**** Exercise material
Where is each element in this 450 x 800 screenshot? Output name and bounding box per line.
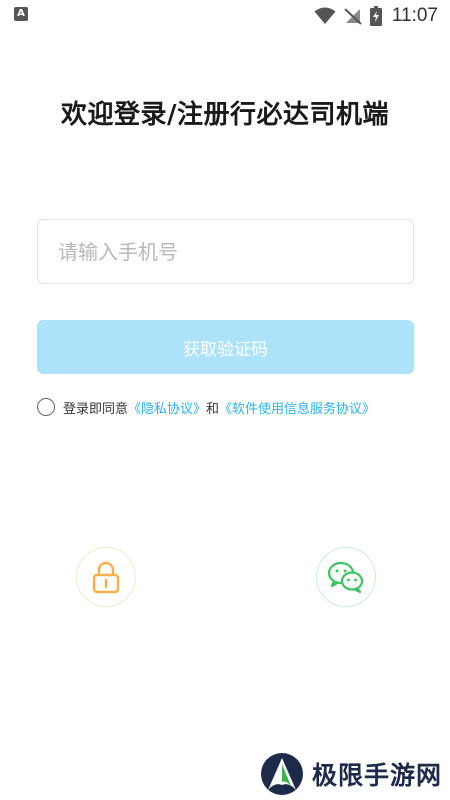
a-notification-icon: A <box>14 7 28 21</box>
no-signal-icon <box>344 8 362 25</box>
phone-input[interactable] <box>37 219 414 284</box>
privacy-link[interactable]: 《隐私协议》 <box>128 398 206 417</box>
status-bar: A 11:07 <box>0 0 450 32</box>
clock: 11:07 <box>391 5 438 26</box>
password-login-button[interactable] <box>76 547 136 607</box>
agreement-row: 登录即同意 《隐私协议》 和 《软件使用信息服务协议》 <box>37 397 375 417</box>
agree-radio[interactable] <box>37 398 55 416</box>
wifi-icon <box>314 7 336 24</box>
status-icons: 11:07 <box>314 4 438 28</box>
agreement-prefix: 登录即同意 <box>63 401 129 417</box>
get-code-button[interactable]: 获取验证码 <box>37 320 414 374</box>
watermark: 极限手游网 <box>260 752 446 796</box>
watermark-logo-icon <box>261 753 303 795</box>
wechat-icon <box>327 561 364 594</box>
lock-icon <box>92 561 120 594</box>
service-agreement-link[interactable]: 《软件使用信息服务协议》 <box>219 398 375 417</box>
wechat-login-button[interactable] <box>316 547 376 607</box>
watermark-text: 极限手游网 <box>312 761 443 790</box>
battery-charging-icon <box>369 6 382 26</box>
page-title: 欢迎登录/注册行必达司机端 <box>61 100 389 130</box>
agreement-and: 和 <box>206 401 220 417</box>
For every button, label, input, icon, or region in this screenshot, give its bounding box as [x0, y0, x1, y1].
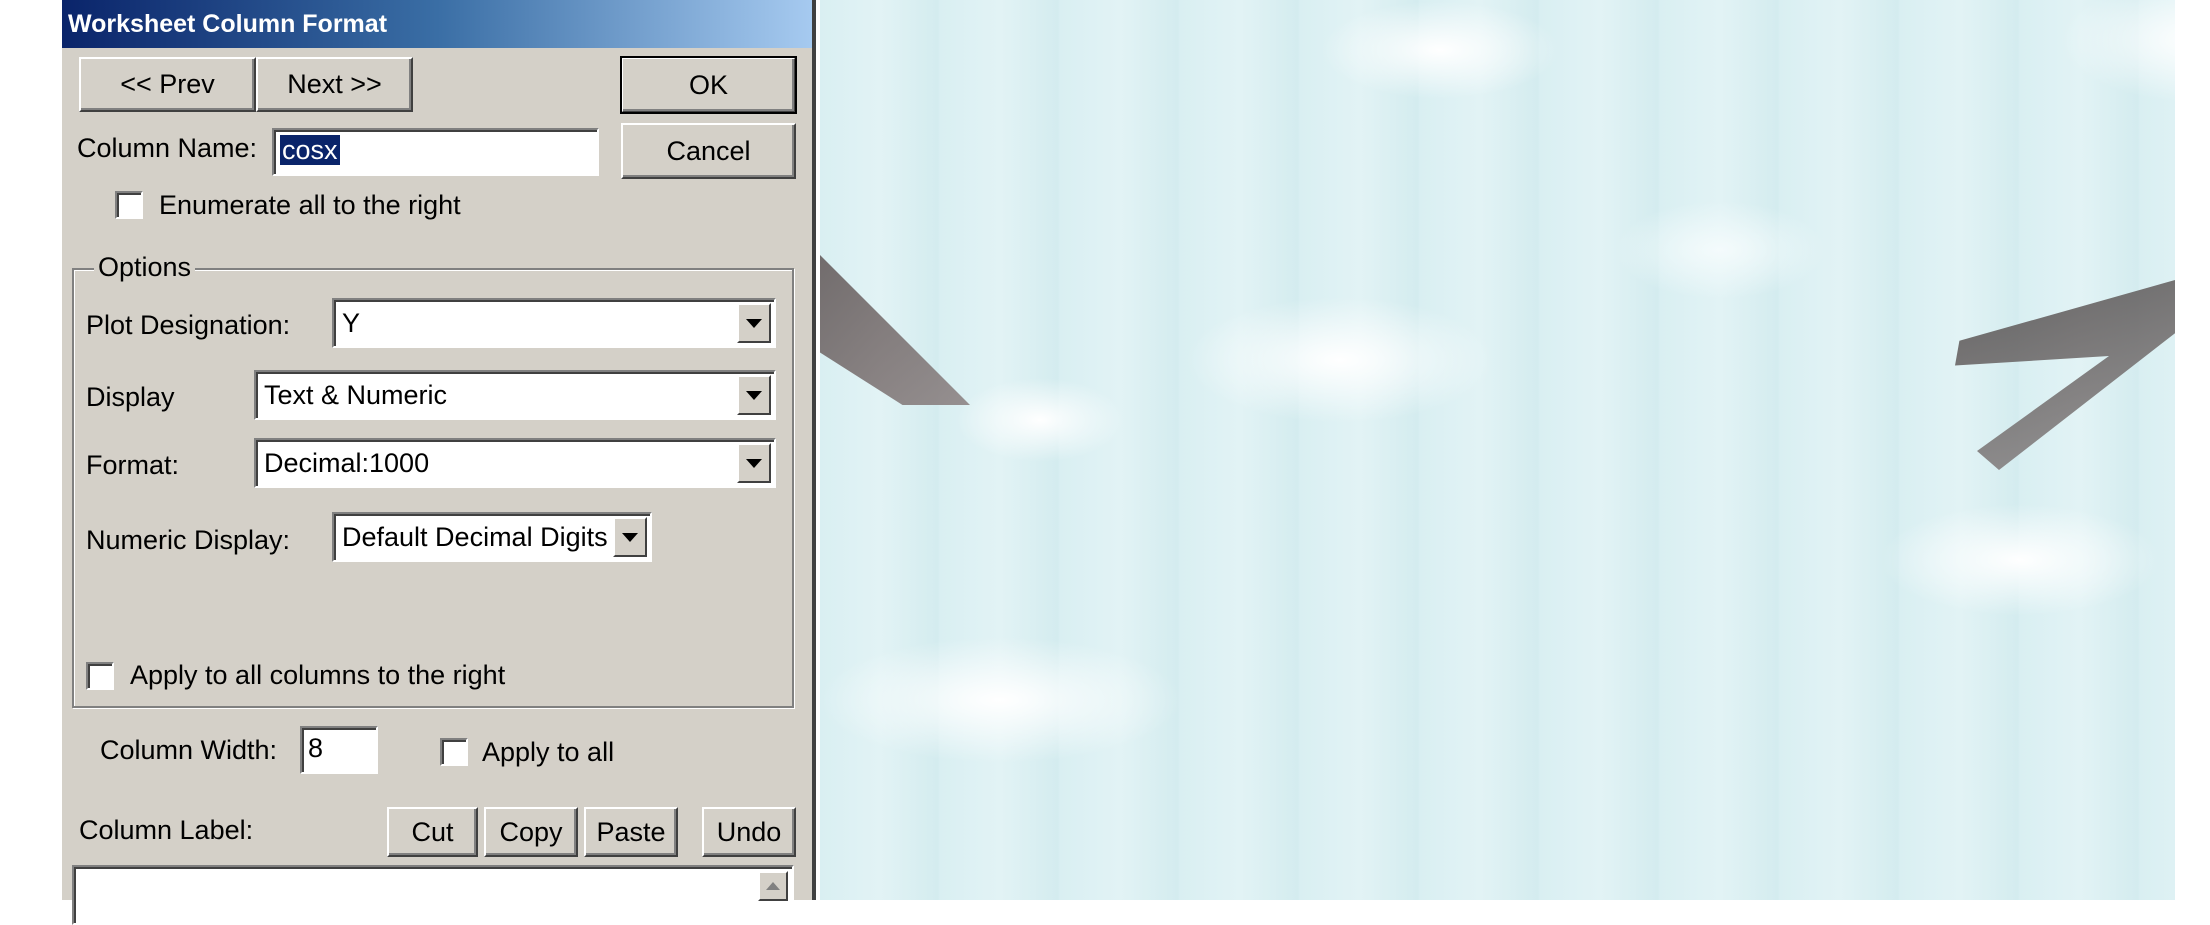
prev-button[interactable]: << Prev — [79, 57, 256, 112]
display-value: Text & Numeric — [264, 379, 448, 410]
right-margin — [2175, 0, 2210, 900]
cancel-button[interactable]: Cancel — [621, 123, 796, 179]
apply-all-right-label[interactable]: Apply to all columns to the right — [130, 660, 505, 691]
undo-button[interactable]: Undo — [702, 807, 796, 857]
copy-button[interactable]: Copy — [484, 807, 578, 857]
scroll-up-arrow-icon[interactable] — [758, 871, 788, 901]
column-name-label: Column Name: — [77, 133, 257, 164]
format-select[interactable]: Decimal:1000 — [254, 438, 776, 488]
plot-designation-select[interactable]: Y — [332, 298, 776, 348]
column-label-label: Column Label: — [79, 815, 254, 845]
chevron-down-icon[interactable] — [737, 375, 771, 415]
format-value: Decimal:1000 — [264, 447, 430, 478]
format-label: Format: — [86, 450, 180, 480]
options-group: Options Plot Designation: Y Display Text… — [72, 252, 794, 708]
column-label-textarea[interactable] — [72, 865, 794, 925]
next-button[interactable]: Next >> — [256, 57, 413, 112]
column-name-value: cosx — [280, 135, 340, 165]
ok-button[interactable]: OK — [620, 56, 797, 114]
enumerate-checkbox[interactable] — [115, 191, 143, 219]
apply-all-checkbox[interactable] — [440, 738, 468, 766]
chevron-down-icon[interactable] — [737, 303, 771, 343]
wallpaper-aircraft-wing-left — [820, 255, 970, 405]
left-margin — [0, 0, 62, 900]
apply-all-label[interactable]: Apply to all — [482, 737, 614, 768]
column-width-label: Column Width: — [100, 735, 278, 765]
wallpaper-aircraft-wing-right — [1955, 280, 2175, 470]
chevron-down-icon[interactable] — [613, 517, 647, 557]
chevron-down-icon[interactable] — [737, 443, 771, 483]
apply-all-right-checkbox[interactable] — [86, 662, 114, 690]
numeric-display-label: Numeric Display: — [86, 525, 291, 555]
options-group-title: Options — [94, 252, 196, 283]
numeric-display-select[interactable]: Default Decimal Digits — [332, 512, 652, 562]
plot-designation-value: Y — [342, 307, 361, 338]
plot-designation-label: Plot Designation: — [86, 310, 291, 340]
column-name-label-text: Column Name: — [77, 133, 258, 163]
enumerate-label[interactable]: Enumerate all to the right — [159, 190, 461, 221]
worksheet-column-format-dialog: Worksheet Column Format << Prev Next >> … — [62, 0, 816, 925]
paste-button[interactable]: Paste — [584, 807, 678, 857]
display-label: Display — [86, 382, 175, 412]
cut-button[interactable]: Cut — [387, 807, 478, 857]
column-width-input[interactable]: 8 — [300, 726, 378, 774]
numeric-display-value: Default Decimal Digits — [342, 521, 608, 552]
desktop-wallpaper — [820, 0, 2175, 900]
column-name-input[interactable]: cosx — [272, 128, 599, 176]
display-select[interactable]: Text & Numeric — [254, 370, 776, 420]
dialog-title[interactable]: Worksheet Column Format — [62, 0, 812, 48]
********
Write out every line of the records above word for word. Leave the pictures out.

Where is each element in this 450 x 800 screenshot? Output name and bounding box per line.
a-notification-icon: A <box>14 7 28 21</box>
no-signal-icon <box>344 8 362 25</box>
phone-input[interactable] <box>37 219 414 284</box>
privacy-link[interactable]: 《隐私协议》 <box>128 398 206 417</box>
status-bar: A 11:07 <box>0 0 450 32</box>
clock: 11:07 <box>391 5 438 26</box>
password-login-button[interactable] <box>76 547 136 607</box>
agreement-row: 登录即同意 《隐私协议》 和 《软件使用信息服务协议》 <box>37 397 375 417</box>
agree-radio[interactable] <box>37 398 55 416</box>
wifi-icon <box>314 7 336 24</box>
status-icons: 11:07 <box>314 4 438 28</box>
agreement-prefix: 登录即同意 <box>63 401 129 417</box>
get-code-button[interactable]: 获取验证码 <box>37 320 414 374</box>
watermark: 极限手游网 <box>260 752 446 796</box>
watermark-logo-icon <box>261 753 303 795</box>
wechat-icon <box>327 561 364 594</box>
lock-icon <box>92 561 120 594</box>
service-agreement-link[interactable]: 《软件使用信息服务协议》 <box>219 398 375 417</box>
wechat-login-button[interactable] <box>316 547 376 607</box>
watermark-text: 极限手游网 <box>312 761 443 790</box>
battery-charging-icon <box>369 6 382 26</box>
page-title: 欢迎登录/注册行必达司机端 <box>61 100 389 130</box>
agreement-and: 和 <box>206 401 220 417</box>
For every button, label, input, icon, or region in this screenshot, give its bounding box as [x0, y0, x1, y1].
prev-button[interactable]: << Prev — [79, 57, 256, 112]
display-value: Text & Numeric — [264, 379, 448, 410]
right-margin — [2175, 0, 2210, 900]
cancel-button[interactable]: Cancel — [621, 123, 796, 179]
apply-all-right-label[interactable]: Apply to all columns to the right — [130, 660, 505, 691]
undo-button[interactable]: Undo — [702, 807, 796, 857]
copy-button[interactable]: Copy — [484, 807, 578, 857]
scroll-up-arrow-icon[interactable] — [758, 871, 788, 901]
column-name-label: Column Name: — [77, 133, 257, 164]
format-select[interactable]: Decimal:1000 — [254, 438, 776, 488]
plot-designation-select[interactable]: Y — [332, 298, 776, 348]
column-label-label: Column Label: — [79, 815, 254, 845]
chevron-down-icon[interactable] — [737, 375, 771, 415]
format-value: Decimal:1000 — [264, 447, 430, 478]
format-label: Format: — [86, 450, 180, 480]
options-group: Options Plot Designation: Y Display Text… — [72, 252, 794, 708]
column-label-textarea[interactable] — [72, 865, 794, 925]
next-button[interactable]: Next >> — [256, 57, 413, 112]
column-name-value: cosx — [280, 135, 340, 165]
ok-button[interactable]: OK — [620, 56, 797, 114]
enumerate-checkbox[interactable] — [115, 191, 143, 219]
apply-all-checkbox[interactable] — [440, 738, 468, 766]
chevron-down-icon[interactable] — [737, 303, 771, 343]
wallpaper-aircraft-wing-left — [820, 255, 970, 405]
left-margin — [0, 0, 62, 900]
apply-all-label[interactable]: Apply to all — [482, 737, 614, 768]
column-width-label: Column Width: — [100, 735, 278, 765]
wallpaper-aircraft-wing-right — [1955, 280, 2175, 470]
chevron-down-icon[interactable] — [613, 517, 647, 557]
chevron-down-icon[interactable] — [737, 443, 771, 483]
apply-all-right-checkbox[interactable] — [86, 662, 114, 690]
numeric-display-label: Numeric Display: — [86, 525, 291, 555]
options-group-title: Options — [94, 252, 196, 283]
numeric-display-select[interactable]: Default Decimal Digits — [332, 512, 652, 562]
plot-designation-value: Y — [342, 307, 361, 338]
plot-designation-label: Plot Designation: — [86, 310, 291, 340]
column-name-label-text: Column Name: — [77, 133, 258, 163]
enumerate-label[interactable]: Enumerate all to the right — [159, 190, 461, 221]
worksheet-column-format-dialog: Worksheet Column Format << Prev Next >> … — [62, 0, 816, 925]
paste-button[interactable]: Paste — [584, 807, 678, 857]
display-label: Display — [86, 382, 175, 412]
cut-button[interactable]: Cut — [387, 807, 478, 857]
column-width-input[interactable]: 8 — [300, 726, 378, 774]
numeric-display-value: Default Decimal Digits — [342, 521, 608, 552]
desktop-wallpaper — [820, 0, 2175, 900]
column-name-input[interactable]: cosx — [272, 128, 599, 176]
display-select[interactable]: Text & Numeric — [254, 370, 776, 420]
dialog-title[interactable]: Worksheet Column Format — [62, 0, 812, 48]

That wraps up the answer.